● REQUIREMENTS
Could you write out every record below exactly, leaving out any pictures?

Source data

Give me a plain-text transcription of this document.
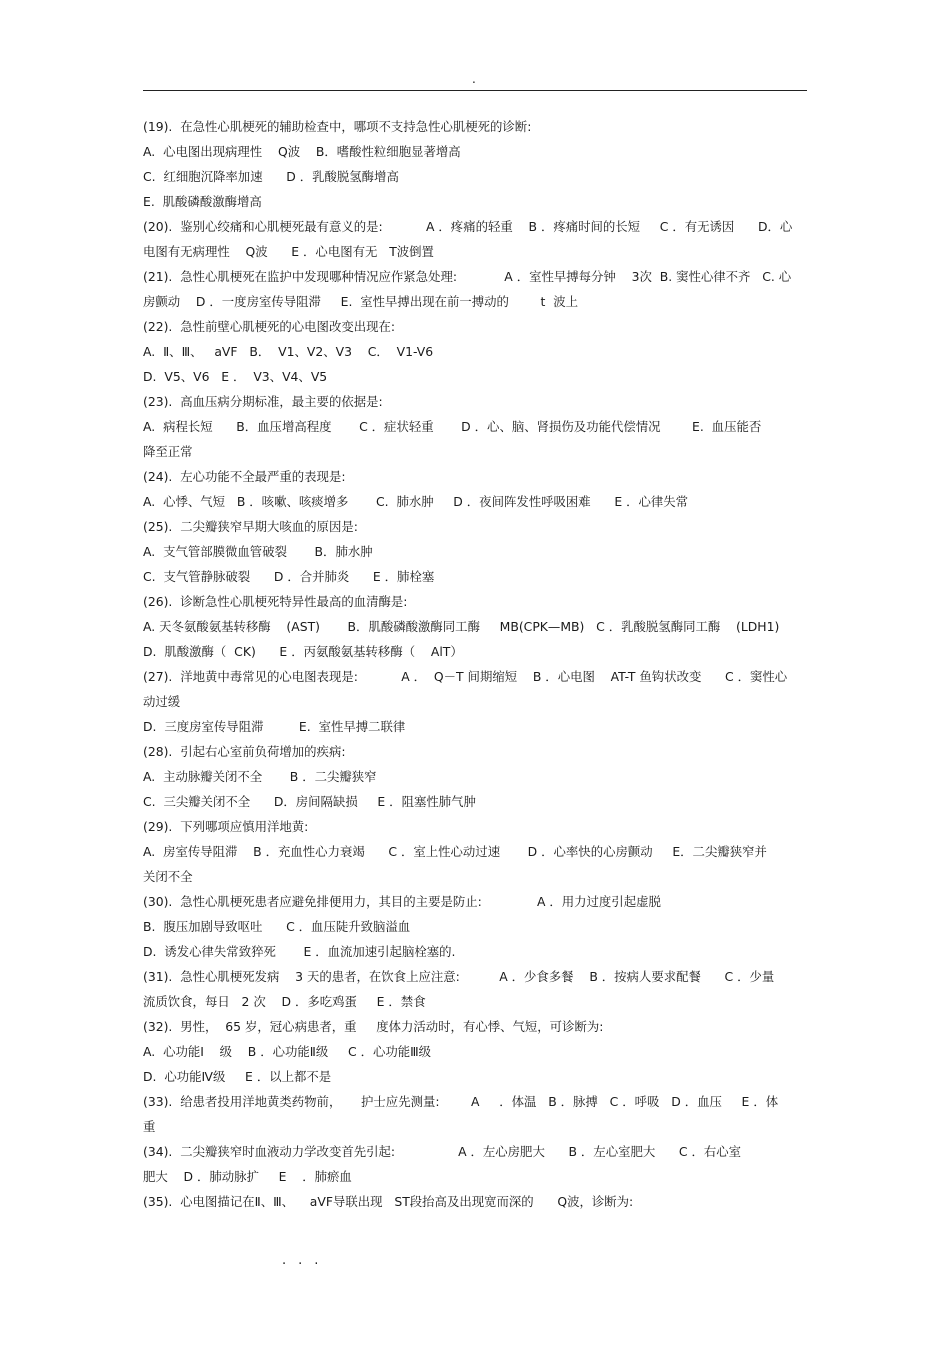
.
(19).  在急性心肌梗死的辅助检查中，哪项不支持急性心肌梗死的诊断:
A.  心电图出现病理性    Q波    B．嗜酸性粒细胞显著增高
C.  红细胞沉降率加速      D ．乳酸脱氢酶增高
E.  肌酸磷酸激酶增高
(20).  鉴别心绞痛和心肌梗死最有意义的是:           A ．疼痛的轻重    B ．疼痛时间的长短     C ．有无诱因      D．心
电图有无病理性    Q波      E ．心电图有无   T波倒置
(21).  急性心肌梗死在监护中发现哪种情况应作紧急处理:            A ．室性早搏每分钟    3次  B. 窦性心律不齐   C. 心
房颤动    D ．一度房室传导阻滞     E.  室性早搏出现在前一搏动的        t  波上
(22).  急性前壁心肌梗死的心电图改变出现在:
A.  Ⅱ、Ⅲ、   aVF   B．  V1、V2、V3    C．  V1-V6
D.  V5、V6   E ．  V3、V4、V5
(23).  高血压病分期标准，最主要的依据是:
A.  病程长短      B．血压增高程度       C ．症状轻重       D ．心、脑、肾损伤及功能代偿情况        E.  血压能否
降至正常
(24).  左心功能不全最严重的表现是:
A.  心悸、气短   B ．咳嗽、咳痰增多       C.  肺水肿     D ．夜间阵发性呼吸困难      E ．心律失常
(25).  二尖瓣狭窄早期大咳血的原因是:
A.  支气管部膜微血管破裂       B．肺水肿
C.  支气管静脉破裂      D ．合并肺炎      E ．肺栓塞
(26).  诊断急性心肌梗死特异性最高的血清酶是:
A. 天冬氨酸氨基转移酶    (AST)       B．肌酸磷酸激酶同工酶     MB(CPK—MB)   C ．乳酸脱氢酶同工酶    (LDH1)
D.  肌酸激酶（  CK)      E ．丙氨酸氨基转移酶（    AlT）
(27).  洋地黄中毒常见的心电图表现是:           A ．  Q－T 间期缩短    B ．心电图    AT-T 鱼钩状改变      C ．窦性心
动过缓
D.  三度房室传导阻滞         E.  室性早搏二联律
(28).  引起右心室前负荷增加的疾病:
A.  主动脉瓣关闭不全       B ．二尖瓣狭窄
C.  三尖瓣关闭不全      D．房间隔缺损     E ．阻塞性肺气肿
(29).  下列哪项应慎用洋地黄:
A.  房室传导阻滞    B ．充血性心力衰竭      C ．室上性心动过速       D ．心率快的心房颤动     E．二尖瓣狭窄并
关闭不全
(30).  急性心肌梗死患者应避免排便用力，其目的主要是防止:              A ．用力过度引起虚脱
B.  腹压加剧导致呕吐      C ．血压陡升致脑溢血
D.  诱发心律失常致猝死       E ．血流加速引起脑栓塞的.
(31).  急性心肌梗死发病    3 天的患者，在饮食上应注意:          A ．少食多餐    B ．按病人要求配餐      C ．少量
流质饮食，每日   2 次    D ．多吃鸡蛋     E ．禁食
(32).  男性，  65 岁，冠心病患者，重     度体力活动时，有心悸、气短，可诊断为:
A.  心功能Ⅰ    级    B ．心功能Ⅱ级     C ．心功能Ⅲ级
D.  心功能Ⅳ级     E ．以上都不是
(33).  给患者投用洋地黄类药物前，     护士应先测量:        A     ．体温   B ．脉搏   C ．呼吸   D ．血压     E ．体
重
(34).  二尖瓣狭窄时血液动力学改变首先引起:                A ．左心房肥大      B ．左心室肥大      C ．右心室
肥大    D ．肺动脉扩     E    ．肺瘀血
(35).  心电图描记在Ⅱ、Ⅲ、    aVF导联出现   ST段抬高及出现宽而深的      Q波，诊断为:
...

● COMPLETE RESPONSE
Give me a plain-text transcription of this document.
.
(19).  在急性心肌梗死的辅助检查中，哪项不支持急性心肌梗死的诊断:
A.  心电图出现病理性    Q波    B．嗜酸性粒细胞显著增高
C.  红细胞沉降率加速      D ．乳酸脱氢酶增高
E.  肌酸磷酸激酶增高
(20).  鉴别心绞痛和心肌梗死最有意义的是:           A ．疼痛的轻重    B ．疼痛时间的长短     C ．有无诱因      D．心
电图有无病理性    Q波      E ．心电图有无   T波倒置
(21).  急性心肌梗死在监护中发现哪种情况应作紧急处理:            A ．室性早搏每分钟    3次  B. 窦性心律不齐   C. 心
房颤动    D ．一度房室传导阻滞     E.  室性早搏出现在前一搏动的        t  波上
(22).  急性前壁心肌梗死的心电图改变出现在:
A.  Ⅱ、Ⅲ、   aVF   B．  V1、V2、V3    C．  V1-V6
D.  V5、V6   E ．  V3、V4、V5
(23).  高血压病分期标准，最主要的依据是:
A.  病程长短      B．血压增高程度       C ．症状轻重       D ．心、脑、肾损伤及功能代偿情况        E.  血压能否
降至正常
(24).  左心功能不全最严重的表现是:
A.  心悸、气短   B ．咳嗽、咳痰增多       C.  肺水肿     D ．夜间阵发性呼吸困难      E ．心律失常
(25).  二尖瓣狭窄早期大咳血的原因是:
A.  支气管部膜微血管破裂       B．肺水肿
C.  支气管静脉破裂      D ．合并肺炎      E ．肺栓塞
(26).  诊断急性心肌梗死特异性最高的血清酶是:
A. 天冬氨酸氨基转移酶    (AST)       B．肌酸磷酸激酶同工酶     MB(CPK—MB)   C ．乳酸脱氢酶同工酶    (LDH1)
D.  肌酸激酶（  CK)      E ．丙氨酸氨基转移酶（    AlT）
(27).  洋地黄中毒常见的心电图表现是:           A ．  Q－T 间期缩短    B ．心电图    AT-T 鱼钩状改变      C ．窦性心
动过缓
D.  三度房室传导阻滞         E.  室性早搏二联律
(28).  引起右心室前负荷增加的疾病:
A.  主动脉瓣关闭不全       B ．二尖瓣狭窄
C.  三尖瓣关闭不全      D．房间隔缺损     E ．阻塞性肺气肿
(29).  下列哪项应慎用洋地黄:
A.  房室传导阻滞    B ．充血性心力衰竭      C ．室上性心动过速       D ．心率快的心房颤动     E．二尖瓣狭窄并
关闭不全
(30).  急性心肌梗死患者应避免排便用力，其目的主要是防止:              A ．用力过度引起虚脱
B.  腹压加剧导致呕吐      C ．血压陡升致脑溢血
D.  诱发心律失常致猝死       E ．血流加速引起脑栓塞的.
(31).  急性心肌梗死发病    3 天的患者，在饮食上应注意:          A ．少食多餐    B ．按病人要求配餐      C ．少量
流质饮食，每日   2 次    D ．多吃鸡蛋     E ．禁食
(32).  男性，  65 岁，冠心病患者，重     度体力活动时，有心悸、气短，可诊断为:
A.  心功能Ⅰ    级    B ．心功能Ⅱ级     C ．心功能Ⅲ级
D.  心功能Ⅳ级     E ．以上都不是
(33).  给患者投用洋地黄类药物前，     护士应先测量:        A     ．体温   B ．脉搏   C ．呼吸   D ．血压     E ．体
重
(34).  二尖瓣狭窄时血液动力学改变首先引起:                A ．左心房肥大      B ．左心室肥大      C ．右心室
肥大    D ．肺动脉扩     E    ．肺瘀血
(35).  心电图描记在Ⅱ、Ⅲ、    aVF导联出现   ST段抬高及出现宽而深的      Q波，诊断为:
...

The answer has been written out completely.